[Objective]
Collect every line in the records below that contains the string "chart", and copy each of those lines in full.

A run of records

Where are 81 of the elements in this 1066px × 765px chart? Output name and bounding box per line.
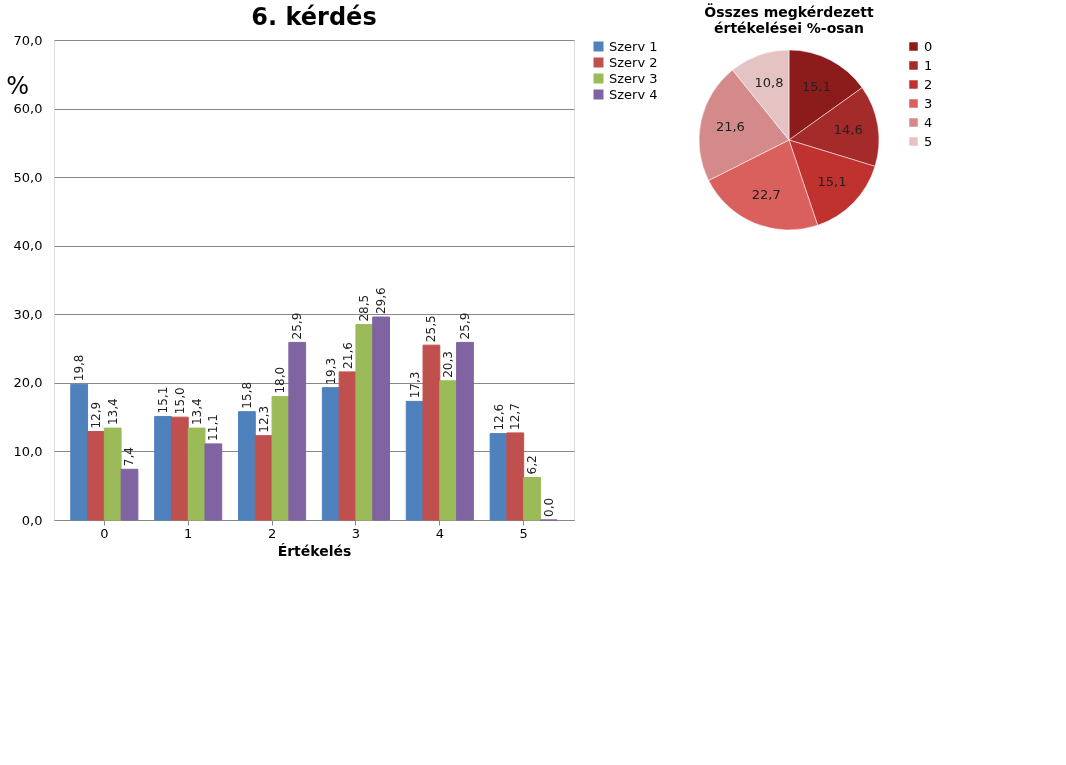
data-label: 14,6 bbox=[833, 122, 863, 138]
bar bbox=[489, 433, 508, 521]
y-tick-label: 50,0 bbox=[13, 169, 43, 185]
y-tick-label: 30,0 bbox=[13, 306, 43, 322]
bar bbox=[506, 432, 525, 521]
data-label: 15,1 bbox=[817, 173, 847, 189]
data-label: 25,9 bbox=[290, 312, 305, 340]
data-label: 25,5 bbox=[424, 315, 439, 343]
y-tick-label: 70,0 bbox=[13, 32, 43, 48]
data-label: 15,0 bbox=[172, 387, 187, 415]
data-label: 21,6 bbox=[715, 119, 745, 135]
data-label: 17,3 bbox=[407, 371, 422, 399]
data-label: 10,8 bbox=[754, 75, 784, 91]
bar bbox=[254, 435, 273, 521]
legend-label: Szerv 2 bbox=[609, 54, 658, 70]
bar bbox=[204, 443, 223, 521]
data-label: 15,1 bbox=[156, 386, 171, 414]
legend-label: Szerv 1 bbox=[609, 38, 658, 54]
data-label: 28,5 bbox=[357, 294, 372, 322]
data-label: 19,3 bbox=[323, 357, 338, 385]
bar bbox=[120, 468, 139, 521]
legend-label: Szerv 3 bbox=[609, 70, 658, 86]
bar bbox=[187, 427, 206, 521]
bar bbox=[338, 371, 357, 521]
data-label: 12,6 bbox=[491, 403, 506, 431]
y-tick-label: 10,0 bbox=[13, 443, 43, 459]
data-label: 25,9 bbox=[457, 312, 472, 340]
bar bbox=[456, 341, 474, 521]
data-label: 13,4 bbox=[105, 398, 120, 426]
bar bbox=[70, 383, 89, 521]
data-label: 21,6 bbox=[340, 342, 355, 369]
y-tick-label: 40,0 bbox=[13, 238, 43, 254]
x-tick-label: 4 bbox=[435, 525, 444, 541]
bar bbox=[355, 324, 374, 521]
data-label: 15,8 bbox=[239, 381, 254, 409]
bar bbox=[405, 400, 424, 521]
x-tick-label: 3 bbox=[351, 525, 361, 541]
y-axis-title: % bbox=[6, 72, 29, 100]
bar bbox=[372, 316, 390, 521]
data-label: 19,8 bbox=[72, 354, 87, 382]
x-tick-label: 0 bbox=[100, 525, 109, 541]
x-axis-title: Értékelés bbox=[277, 542, 352, 559]
x-tick-label: 5 bbox=[519, 525, 528, 541]
data-label: 11,1 bbox=[206, 414, 221, 441]
bar bbox=[238, 411, 256, 521]
bar bbox=[523, 476, 541, 521]
bar bbox=[422, 344, 441, 521]
data-label: 22,7 bbox=[751, 187, 781, 203]
bar bbox=[154, 415, 172, 521]
bar bbox=[288, 341, 307, 521]
data-label: 6,2 bbox=[525, 455, 540, 475]
legend-label: 4 bbox=[924, 114, 933, 130]
chart-title: Összes megkérdezett értékelései %-osan bbox=[704, 3, 875, 36]
data-label: 7,4 bbox=[122, 447, 137, 467]
bar bbox=[87, 431, 105, 521]
bar bbox=[103, 427, 122, 521]
legend-label: 0 bbox=[924, 38, 933, 54]
data-label: 29,6 bbox=[374, 287, 389, 315]
data-label: 0,0 bbox=[541, 497, 556, 517]
data-label: 12,9 bbox=[88, 401, 103, 429]
bar bbox=[439, 380, 458, 521]
legend-label: 1 bbox=[924, 57, 933, 73]
data-label: 15,1 bbox=[801, 78, 831, 94]
data-label: 12,3 bbox=[256, 405, 271, 433]
x-tick-label: 2 bbox=[267, 525, 277, 541]
legend-label: 2 bbox=[924, 76, 933, 92]
data-label: 20,3 bbox=[441, 351, 456, 378]
data-label: 13,4 bbox=[189, 398, 204, 426]
chart-title: 6. kérdés bbox=[251, 3, 377, 31]
y-tick-label: 60,0 bbox=[13, 101, 43, 117]
x-tick-label: 1 bbox=[184, 525, 193, 541]
legend-label: Szerv 4 bbox=[609, 86, 658, 102]
data-label: 18,0 bbox=[273, 366, 288, 394]
bar bbox=[321, 387, 340, 521]
legend-label: 3 bbox=[924, 95, 933, 111]
bar bbox=[271, 396, 290, 521]
y-tick-label: 20,0 bbox=[13, 375, 43, 391]
legend-label: 5 bbox=[924, 133, 933, 149]
data-label: 12,7 bbox=[508, 403, 523, 430]
y-tick-label: 0,0 bbox=[21, 512, 43, 528]
bar bbox=[170, 416, 189, 521]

[Full response]
Where are 81 of the elements in this 1066px × 765px chart? Output name and bounding box per line.
chart-title: Összes megkérdezett értékelései %-osan bbox=[704, 3, 875, 36]
chart-title: 6. kérdés bbox=[251, 3, 377, 31]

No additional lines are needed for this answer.